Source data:
--- begin ---
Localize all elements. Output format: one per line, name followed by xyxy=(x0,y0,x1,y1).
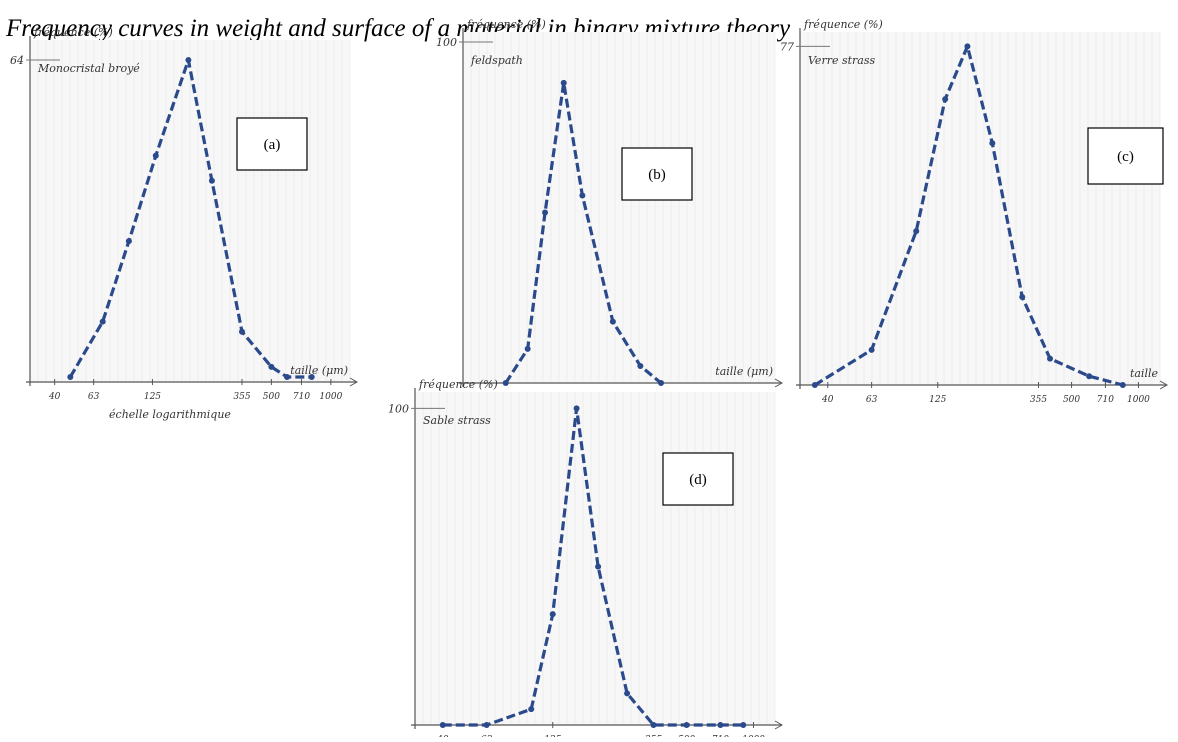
point xyxy=(208,177,215,184)
x-tick-label: 125 xyxy=(144,392,161,402)
point xyxy=(560,79,567,86)
axis-note: échelle logarithmique xyxy=(109,408,231,421)
x-tick-label: 63 xyxy=(866,395,878,405)
curve xyxy=(504,81,663,385)
point xyxy=(637,362,644,369)
point xyxy=(152,152,159,159)
y-tick-label: 100 xyxy=(436,36,457,49)
x-arrow xyxy=(774,720,784,730)
point xyxy=(717,722,724,728)
x-tick-label: 40 xyxy=(48,392,61,402)
x-arrow xyxy=(1159,380,1169,390)
point xyxy=(964,43,971,50)
panel-label-box xyxy=(662,452,734,506)
point xyxy=(650,722,657,728)
point xyxy=(483,722,490,728)
y-tick-label: 100 xyxy=(388,402,409,415)
x-tick-label: 710 xyxy=(293,392,310,402)
x-arrow xyxy=(349,377,359,387)
point xyxy=(658,380,665,386)
point xyxy=(268,363,275,370)
point xyxy=(740,722,747,728)
x-tick-label: 1000 xyxy=(1127,395,1150,405)
chart-title: Verre strass xyxy=(808,54,875,67)
chart-title: Sable strass xyxy=(423,414,491,427)
x-axis-label: taille (μm) xyxy=(715,365,773,378)
x-tick-label: 355 xyxy=(1030,395,1047,405)
point xyxy=(624,690,631,697)
point xyxy=(528,706,535,713)
point xyxy=(67,373,74,380)
y-axis-label: fréquence (%) xyxy=(803,18,883,31)
point xyxy=(185,57,192,64)
y-tick-label: 64 xyxy=(10,54,24,67)
plot-area xyxy=(800,32,1160,385)
point xyxy=(1119,382,1126,388)
y-axis-label: fréquence (%) xyxy=(418,378,498,391)
point xyxy=(1047,355,1054,362)
y-axis-label: fréquence (%) xyxy=(33,26,113,39)
x-tick-label: 40 xyxy=(821,395,834,405)
point xyxy=(913,228,920,235)
plot-area xyxy=(415,392,775,725)
point xyxy=(542,209,549,216)
point xyxy=(868,346,875,353)
panel-label-box xyxy=(1087,127,1164,185)
x-arrow xyxy=(774,378,784,388)
point xyxy=(524,345,531,352)
curve xyxy=(442,406,744,727)
point xyxy=(284,373,291,380)
curve xyxy=(68,58,312,379)
panel-label: (b) xyxy=(648,167,666,183)
x-axis-label: taille xyxy=(1130,367,1159,380)
y-tick-label: 77 xyxy=(780,40,794,53)
curve xyxy=(814,44,1124,387)
x-tick-label: 1000 xyxy=(319,392,342,402)
point xyxy=(579,192,586,199)
panel-label-box xyxy=(621,147,693,201)
point xyxy=(609,318,616,325)
chart-title: Monocristal broyé xyxy=(37,62,140,75)
point xyxy=(989,140,996,147)
x-tick-label: 500 xyxy=(1063,395,1080,405)
x-tick-label: 125 xyxy=(929,395,946,405)
x-tick-label: 63 xyxy=(88,392,100,402)
point xyxy=(595,563,602,570)
panel-label: (d) xyxy=(689,472,707,488)
plot-area xyxy=(463,32,775,383)
x-tick-label: 355 xyxy=(233,392,250,402)
point xyxy=(1086,373,1093,380)
point xyxy=(811,382,818,388)
point xyxy=(1019,294,1026,301)
panel-label-box xyxy=(236,117,308,171)
point xyxy=(125,238,132,245)
x-tick-label: 710 xyxy=(1097,395,1114,405)
point xyxy=(942,96,949,103)
point xyxy=(549,611,556,618)
x-axis-label: taille (μm) xyxy=(290,364,348,377)
panel-label: (a) xyxy=(264,137,281,153)
point xyxy=(308,373,315,380)
point xyxy=(439,722,446,728)
point xyxy=(238,328,245,335)
panel-label: (c) xyxy=(1117,149,1134,165)
point xyxy=(502,380,509,386)
point xyxy=(99,318,106,325)
chart-title: feldspath xyxy=(470,54,523,67)
x-tick-label: 500 xyxy=(263,392,280,402)
point xyxy=(573,405,580,412)
y-axis-label: fréquence (%) xyxy=(466,18,546,31)
point xyxy=(683,722,690,728)
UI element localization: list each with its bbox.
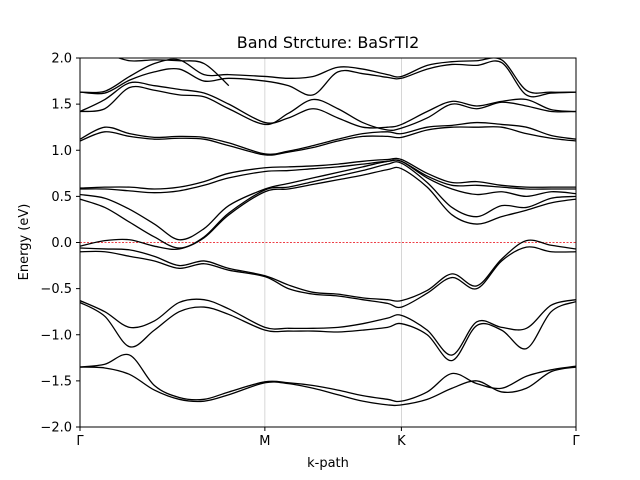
--- end ---
Reproduce every one of the rows above word for word, leaving out the pictures.

### FINISHED ANSWER
Localize all elements. Output format: one per line, name followed by xyxy=(x0,y0,x1,y1).
point xyxy=(208,177,215,184)
x-tick-label: 125 xyxy=(144,392,161,402)
point xyxy=(560,79,567,86)
axis-note: échelle logarithmique xyxy=(109,408,231,421)
x-tick-label: 63 xyxy=(866,395,878,405)
curve xyxy=(504,81,663,385)
point xyxy=(637,362,644,369)
point xyxy=(152,152,159,159)
y-tick-label: 100 xyxy=(436,36,457,49)
x-arrow xyxy=(774,720,784,730)
point xyxy=(717,722,724,728)
x-tick-label: 40 xyxy=(48,392,61,402)
x-arrow xyxy=(1159,380,1169,390)
point xyxy=(964,43,971,50)
panel-label-box xyxy=(662,452,734,506)
point xyxy=(650,722,657,728)
point xyxy=(483,722,490,728)
y-tick-label: 100 xyxy=(388,402,409,415)
x-tick-label: 710 xyxy=(293,392,310,402)
x-arrow xyxy=(349,377,359,387)
point xyxy=(658,380,665,386)
point xyxy=(268,363,275,370)
point xyxy=(740,722,747,728)
x-tick-label: 1000 xyxy=(1127,395,1150,405)
chart-title: Verre strass xyxy=(808,54,875,67)
chart-title: Sable strass xyxy=(423,414,491,427)
x-axis-label: taille (μm) xyxy=(715,365,773,378)
x-tick-label: 355 xyxy=(1030,395,1047,405)
point xyxy=(624,690,631,697)
point xyxy=(528,706,535,713)
point xyxy=(67,373,74,380)
y-axis-label: fréquence (%) xyxy=(803,18,883,31)
point xyxy=(185,57,192,64)
y-tick-label: 64 xyxy=(10,54,24,67)
plot-area xyxy=(800,32,1160,385)
point xyxy=(1119,382,1126,388)
y-axis-label: fréquence (%) xyxy=(418,378,498,391)
point xyxy=(1047,355,1054,362)
y-axis-label: fréquence (%) xyxy=(33,26,113,39)
x-tick-label: 40 xyxy=(821,395,834,405)
point xyxy=(913,228,920,235)
plot-area xyxy=(415,392,775,725)
point xyxy=(542,209,549,216)
point xyxy=(868,346,875,353)
panel-label-box xyxy=(1087,127,1164,185)
x-arrow xyxy=(774,378,784,388)
point xyxy=(524,345,531,352)
curve xyxy=(442,406,744,727)
point xyxy=(284,373,291,380)
curve xyxy=(68,58,312,379)
panel-label: (b) xyxy=(648,167,666,183)
x-axis-label: taille xyxy=(1130,367,1159,380)
y-tick-label: 77 xyxy=(780,40,794,53)
curve xyxy=(814,44,1124,387)
x-tick-label: 1000 xyxy=(319,392,342,402)
point xyxy=(579,192,586,199)
panel-label-box xyxy=(621,147,693,201)
point xyxy=(609,318,616,325)
chart-title: Monocristal broyé xyxy=(37,62,140,75)
point xyxy=(989,140,996,147)
x-tick-label: 500 xyxy=(1063,395,1080,405)
x-tick-label: 125 xyxy=(929,395,946,405)
x-tick-label: 63 xyxy=(88,392,100,402)
point xyxy=(595,563,602,570)
panel-label: (d) xyxy=(689,472,707,488)
plot-area xyxy=(463,32,775,383)
x-tick-label: 355 xyxy=(233,392,250,402)
point xyxy=(1086,373,1093,380)
point xyxy=(811,382,818,388)
point xyxy=(1019,294,1026,301)
panel-label-box xyxy=(236,117,308,171)
point xyxy=(125,238,132,245)
x-tick-label: 710 xyxy=(1097,395,1114,405)
point xyxy=(942,96,949,103)
point xyxy=(549,611,556,618)
x-axis-label: taille (μm) xyxy=(290,364,348,377)
panel-label: (a) xyxy=(264,137,281,153)
point xyxy=(308,373,315,380)
point xyxy=(439,722,446,728)
point xyxy=(238,328,245,335)
panel-label: (c) xyxy=(1117,149,1134,165)
point xyxy=(502,380,509,386)
point xyxy=(99,318,106,325)
chart-title: feldspath xyxy=(470,54,523,67)
x-tick-label: 500 xyxy=(263,392,280,402)
point xyxy=(573,405,580,412)
y-axis-label: fréquence (%) xyxy=(466,18,546,31)
point xyxy=(683,722,690,728)
UI element localization: list each with its bbox.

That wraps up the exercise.